### Exercise
Rewrite the lines of all the items as a Markdown table with two columns, "No." for the row number and "Line" for the line itself, leaving out any blank lines.

[start of Raw records]

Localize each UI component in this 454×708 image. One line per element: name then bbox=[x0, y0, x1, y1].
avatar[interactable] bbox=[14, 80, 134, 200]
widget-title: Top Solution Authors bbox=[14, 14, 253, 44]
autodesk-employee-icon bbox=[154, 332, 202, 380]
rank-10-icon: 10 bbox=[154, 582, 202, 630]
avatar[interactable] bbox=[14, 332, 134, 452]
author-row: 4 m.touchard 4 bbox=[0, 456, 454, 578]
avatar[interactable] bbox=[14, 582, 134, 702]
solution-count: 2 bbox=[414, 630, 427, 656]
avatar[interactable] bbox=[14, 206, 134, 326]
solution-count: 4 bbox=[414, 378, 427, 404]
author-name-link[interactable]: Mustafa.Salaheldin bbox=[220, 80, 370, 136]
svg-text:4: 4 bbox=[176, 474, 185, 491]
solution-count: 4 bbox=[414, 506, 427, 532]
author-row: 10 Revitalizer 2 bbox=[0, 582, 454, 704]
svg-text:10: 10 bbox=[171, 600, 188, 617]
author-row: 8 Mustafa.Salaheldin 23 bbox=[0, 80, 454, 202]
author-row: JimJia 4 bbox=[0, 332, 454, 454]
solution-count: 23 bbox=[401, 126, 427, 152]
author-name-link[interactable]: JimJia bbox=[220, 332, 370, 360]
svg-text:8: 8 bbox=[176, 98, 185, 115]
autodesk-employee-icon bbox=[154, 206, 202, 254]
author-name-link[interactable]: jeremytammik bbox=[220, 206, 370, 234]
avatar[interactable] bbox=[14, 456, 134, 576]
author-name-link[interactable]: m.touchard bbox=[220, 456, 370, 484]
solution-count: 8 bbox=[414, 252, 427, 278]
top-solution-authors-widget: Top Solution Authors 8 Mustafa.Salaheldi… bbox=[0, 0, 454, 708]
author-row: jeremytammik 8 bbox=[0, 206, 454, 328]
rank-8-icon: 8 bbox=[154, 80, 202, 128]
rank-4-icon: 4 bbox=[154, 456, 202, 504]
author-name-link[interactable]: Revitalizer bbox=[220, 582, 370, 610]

[end of Raw records]

### Response to the task
| No. | Line |
|---|---|
| 1 | Localize each UI component in this 454×708 image. One line per element: name then bbox=[x0, y0, x1, y1]. |
| 2 | avatar[interactable] bbox=[14, 80, 134, 200] |
| 3 | widget-title: Top Solution Authors bbox=[14, 14, 253, 44] |
| 4 | autodesk-employee-icon bbox=[154, 332, 202, 380] |
| 5 | rank-10-icon: 10 bbox=[154, 582, 202, 630] |
| 6 | avatar[interactable] bbox=[14, 332, 134, 452] |
| 7 | author-row: 4 m.touchard 4 bbox=[0, 456, 454, 578] |
| 8 | avatar[interactable] bbox=[14, 582, 134, 702] |
| 9 | solution-count: 2 bbox=[414, 630, 427, 656] |
| 10 | avatar[interactable] bbox=[14, 206, 134, 326] |
| 11 | solution-count: 4 bbox=[414, 378, 427, 404] |
| 12 | author-name-link[interactable]: Mustafa.Salaheldin bbox=[220, 80, 370, 136] |
| 13 | svg-text:4: 4 bbox=[176, 474, 185, 491] |
| 14 | solution-count: 4 bbox=[414, 506, 427, 532] |
| 15 | author-row: 10 Revitalizer 2 bbox=[0, 582, 454, 704] |
| 16 | svg-text:10: 10 bbox=[171, 600, 188, 617] |
| 17 | author-row: 8 Mustafa.Salaheldin 23 bbox=[0, 80, 454, 202] |
| 18 | author-row: JimJia 4 bbox=[0, 332, 454, 454] |
| 19 | solution-count: 23 bbox=[401, 126, 427, 152] |
| 20 | author-name-link[interactable]: JimJia bbox=[220, 332, 370, 360] |
| 21 | svg-text:8: 8 bbox=[176, 98, 185, 115] |
| 22 | autodesk-employee-icon bbox=[154, 206, 202, 254] |
| 23 | author-name-link[interactable]: jeremytammik bbox=[220, 206, 370, 234] |
| 24 | avatar[interactable] bbox=[14, 456, 134, 576] |
| 25 | author-name-link[interactable]: m.touchard bbox=[220, 456, 370, 484] |
| 26 | solution-count: 8 bbox=[414, 252, 427, 278] |
| 27 | top-solution-authors-widget: Top Solution Authors 8 Mustafa.Salaheldi… bbox=[0, 0, 454, 708] |
| 28 | author-row: jeremytammik 8 bbox=[0, 206, 454, 328] |
| 29 | rank-8-icon: 8 bbox=[154, 80, 202, 128] |
| 30 | rank-4-icon: 4 bbox=[154, 456, 202, 504] |
| 31 | author-name-link[interactable]: Revitalizer bbox=[220, 582, 370, 610] |